In the following material, identify every line holding the string "Find" and return it.
┌──
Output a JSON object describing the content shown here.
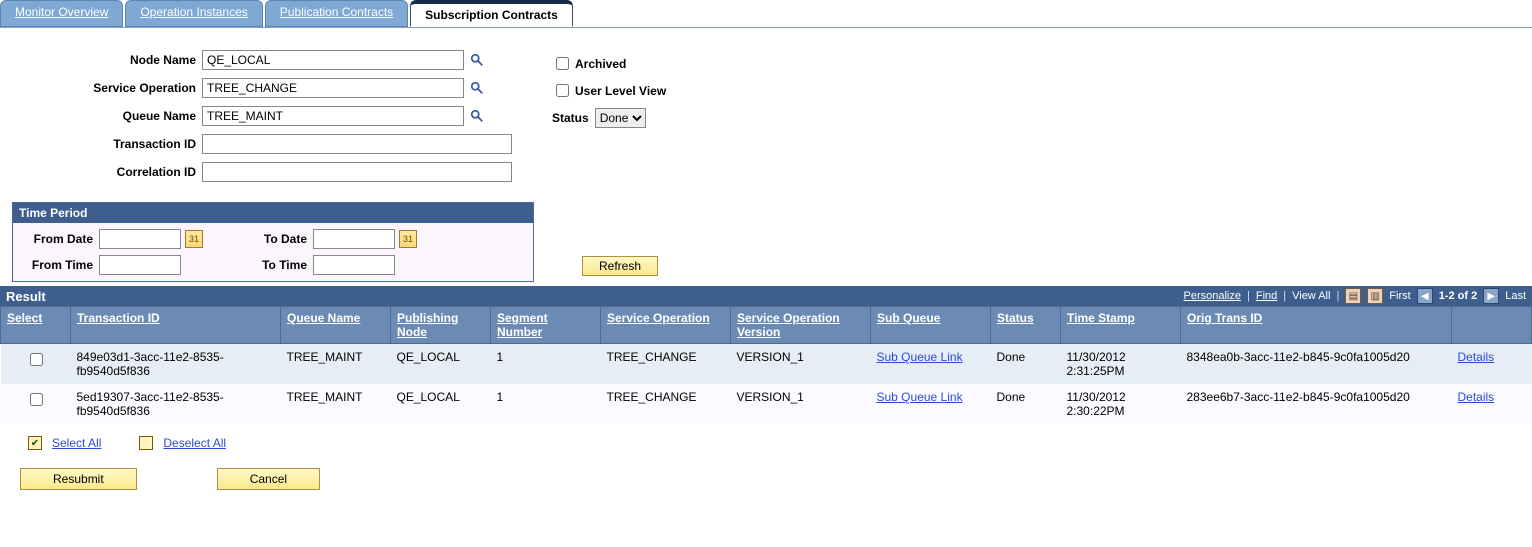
{
  "tabs": {
    "t0": "Monitor Overview",
    "t1": "Operation Instances",
    "t2": "Publication Contracts",
    "t3": "Subscription Contracts"
  },
  "filters": {
    "node_label": "Node Name",
    "node_value": "QE_LOCAL",
    "svcop_label": "Service Operation",
    "svcop_value": "TREE_CHANGE",
    "queue_label": "Queue Name",
    "queue_value": "TREE_MAINT",
    "txn_label": "Transaction ID",
    "txn_value": "",
    "corr_label": "Correlation ID",
    "corr_value": "",
    "archived_label": "Archived",
    "user_level_label": "User Level View",
    "status_label": "Status",
    "status_value": "Done"
  },
  "time_period": {
    "title": "Time Period",
    "from_date_label": "From Date",
    "from_date_value": "",
    "from_time_label": "From Time",
    "from_time_value": "",
    "to_date_label": "To Date",
    "to_date_value": "",
    "to_time_label": "To Time",
    "to_time_value": ""
  },
  "buttons": {
    "refresh": "Refresh",
    "resubmit": "Resubmit",
    "cancel": "Cancel",
    "select_all": "Select All",
    "deselect_all": "Deselect All"
  },
  "result": {
    "title": "Result",
    "toolbar": {
      "personalize": "Personalize",
      "find": "Find",
      "view_all": "View All",
      "first": "First",
      "range": "1-2 of 2",
      "last": "Last"
    },
    "columns": {
      "select": "Select",
      "txn": "Transaction ID",
      "queue": "Queue Name",
      "pubnode": "Publishing Node",
      "seg": "Segment Number",
      "svcop": "Service Operation",
      "svcver": "Service Operation Version",
      "subq": "Sub Queue",
      "status": "Status",
      "ts": "Time Stamp",
      "orig": "Orig Trans ID",
      "blank": ""
    },
    "rows": {
      "r0": {
        "txn": "849e03d1-3acc-11e2-8535-fb9540d5f836",
        "queue": "TREE_MAINT",
        "pubnode": "QE_LOCAL",
        "seg": "1",
        "svcop": "TREE_CHANGE",
        "svcver": "VERSION_1",
        "subq": "Sub Queue Link",
        "status": "Done",
        "ts": "11/30/2012 2:31:25PM",
        "orig": "8348ea0b-3acc-11e2-b845-9c0fa1005d20",
        "details": "Details"
      },
      "r1": {
        "txn": "5ed19307-3acc-11e2-8535-fb9540d5f836",
        "queue": "TREE_MAINT",
        "pubnode": "QE_LOCAL",
        "seg": "1",
        "svcop": "TREE_CHANGE",
        "svcver": "VERSION_1",
        "subq": "Sub Queue Link",
        "status": "Done",
        "ts": "11/30/2012 2:30:22PM",
        "orig": "283ee6b7-3acc-11e2-b845-9c0fa1005d20",
        "details": "Details"
      }
    }
  }
}
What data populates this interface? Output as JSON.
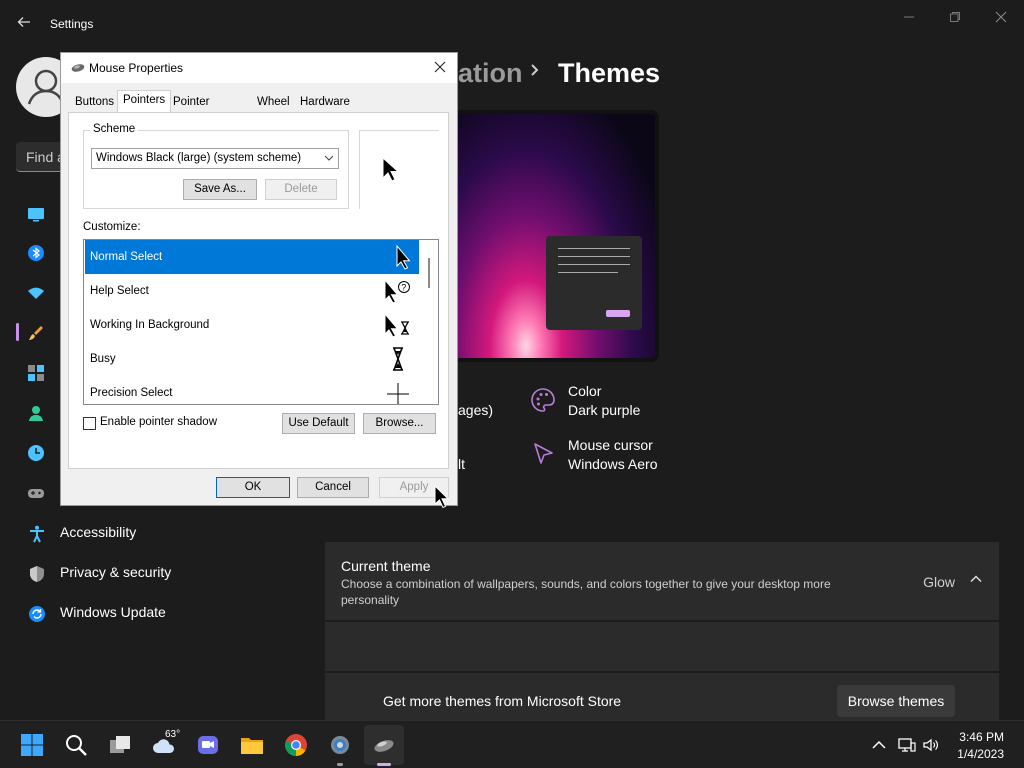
{
  "app": {
    "title": "Settings",
    "search_placeholder": "Find a",
    "breadcrumb_tail": "ation",
    "page_title": "Themes"
  },
  "nav": {
    "items": [
      {
        "label": "Accessibility",
        "icon": "accessibility-icon"
      },
      {
        "label": "Privacy & security",
        "icon": "shield-icon"
      },
      {
        "label": "Windows Update",
        "icon": "windows-update-icon"
      }
    ]
  },
  "theme_settings": {
    "cut_text_1": "ages)",
    "cut_text_2": "lt",
    "color_label": "Color",
    "color_value": "Dark purple",
    "cursor_label": "Mouse cursor",
    "cursor_value": "Windows Aero"
  },
  "current_theme": {
    "title": "Current theme",
    "subtitle": "Choose a combination of wallpapers, sounds, and colors together to give your desktop more personality",
    "value": "Glow"
  },
  "store": {
    "text": "Get more themes from Microsoft Store",
    "button": "Browse themes"
  },
  "dialog": {
    "title": "Mouse Properties",
    "tabs": [
      "Buttons",
      "Pointers",
      "Pointer Options",
      "Wheel",
      "Hardware"
    ],
    "active_tab": "Pointers",
    "scheme_label": "Scheme",
    "scheme_value": "Windows Black (large) (system scheme)",
    "save_as": "Save As...",
    "delete": "Delete",
    "customize_label": "Customize:",
    "pointers": [
      {
        "name": "Normal Select",
        "icon": "arrow-cursor-icon",
        "selected": true
      },
      {
        "name": "Help Select",
        "icon": "help-cursor-icon",
        "selected": false
      },
      {
        "name": "Working In Background",
        "icon": "working-cursor-icon",
        "selected": false
      },
      {
        "name": "Busy",
        "icon": "busy-hourglass-icon",
        "selected": false
      },
      {
        "name": "Precision Select",
        "icon": "crosshair-icon",
        "selected": false
      }
    ],
    "shadow_label": "Enable pointer shadow",
    "shadow_checked": false,
    "use_default": "Use Default",
    "browse": "Browse...",
    "ok": "OK",
    "cancel": "Cancel",
    "apply": "Apply"
  },
  "taskbar": {
    "temperature": "63°",
    "time": "3:46 PM",
    "date": "1/4/2023"
  },
  "colors": {
    "accent": "#c792ea",
    "selection_blue": "#0078d7",
    "settings_bg": "#1c1c1c",
    "card_bg": "#2b2b2b"
  }
}
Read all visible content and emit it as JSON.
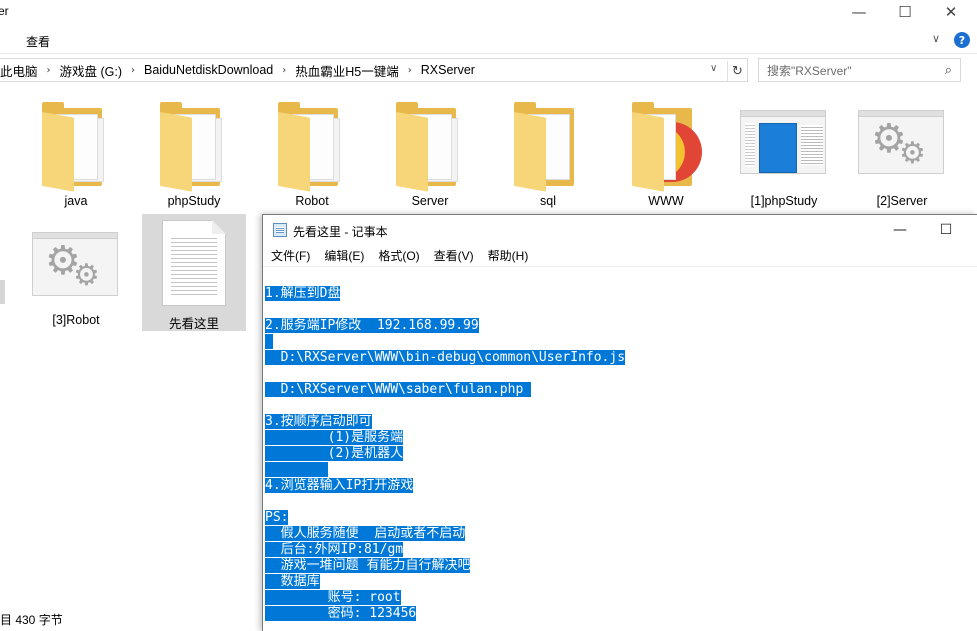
{
  "explorer": {
    "title": "er",
    "window_controls": {
      "minimize": "—",
      "maximize": "☐",
      "close": "✕"
    },
    "ribbon": {
      "tab_view": "查看",
      "expand": "∨",
      "help": "?"
    },
    "address": {
      "crumbs": [
        "此电脑",
        "游戏盘 (G:)",
        "BaiduNetdiskDownload",
        "热血霸业H5一键端",
        "RXServer"
      ],
      "separator": "›",
      "dropdown": "∨",
      "refresh": "↻"
    },
    "search": {
      "placeholder": "搜索\"RXServer\"",
      "icon": "⌕"
    },
    "items": [
      {
        "label": "java",
        "icon": "folder-icon"
      },
      {
        "label": "phpStudy",
        "icon": "folder-icon"
      },
      {
        "label": "Robot",
        "icon": "folder-icon"
      },
      {
        "label": "Server",
        "icon": "folder-icon"
      },
      {
        "label": "sql",
        "icon": "folder-icon"
      },
      {
        "label": "WWW",
        "icon": "folder-icon"
      },
      {
        "label": "[1]phpStudy",
        "icon": "application-icon"
      },
      {
        "label": "[2]Server",
        "icon": "config-icon"
      },
      {
        "label": "[3]Robot",
        "icon": "config-icon"
      },
      {
        "label": "先看这里",
        "icon": "text-document-icon"
      }
    ],
    "status": "目 430 字节"
  },
  "notepad": {
    "title": "先看这里 - 记事本",
    "window_controls": {
      "minimize": "—",
      "maximize": "☐"
    },
    "menu": [
      "文件(F)",
      "编辑(E)",
      "格式(O)",
      "查看(V)",
      "帮助(H)"
    ],
    "lines": [
      "",
      "1.解压到D盘",
      "",
      "2.服务端IP修改  192.168.99.99",
      " ",
      "  D:\\RXServer\\WWW\\bin-debug\\common\\UserInfo.js",
      "",
      "  D:\\RXServer\\WWW\\saber\\fulan.php ",
      "",
      "3.按顺序启动即可",
      "        (1)是服务端",
      "        (2)是机器人",
      "        ",
      "4.浏览器输入IP打开游戏",
      "",
      "PS:",
      "  假人服务随便  启动或者不启动",
      "  后台:外网IP:81/gm",
      "  游戏一堆问题 有能力自行解决吧",
      "  数据库",
      "        账号: root",
      "        密码: 123456"
    ]
  }
}
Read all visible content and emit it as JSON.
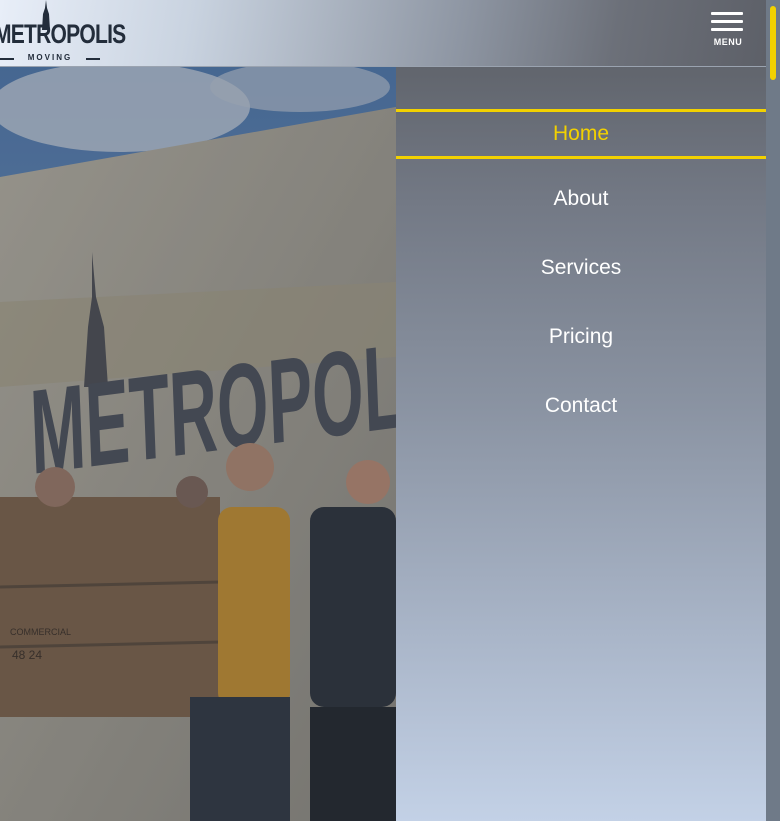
{
  "header": {
    "logo_word": "METROPOLIS",
    "logo_sub": "MOVING",
    "menu_label": "MENU",
    "menu_icon": "hamburger-icon"
  },
  "nav": {
    "items": [
      {
        "label": "Home",
        "active": true
      },
      {
        "label": "About"
      },
      {
        "label": "Services"
      },
      {
        "label": "Pricing"
      },
      {
        "label": "Contact"
      }
    ]
  },
  "hero": {
    "truck_lettering": "METROPOLIS",
    "box_text_1": "COMMERCIAL",
    "box_text_2": "48 24"
  },
  "colors": {
    "accent": "#f2d100",
    "logo": "#232d3b",
    "nav_text": "#ffffff"
  }
}
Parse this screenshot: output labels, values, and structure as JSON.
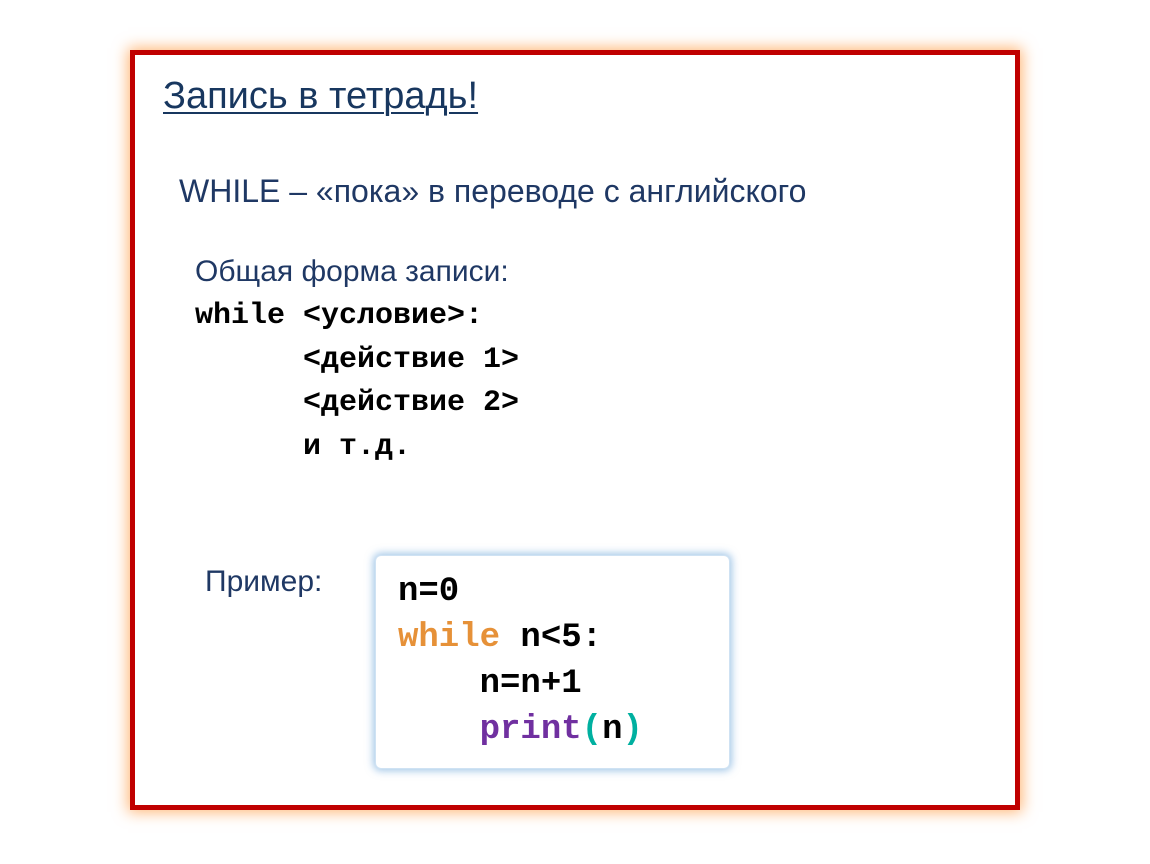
└──
# COMPLETE RESPONSE:
      "find": "Find",
    "search_placeholder": "Find a",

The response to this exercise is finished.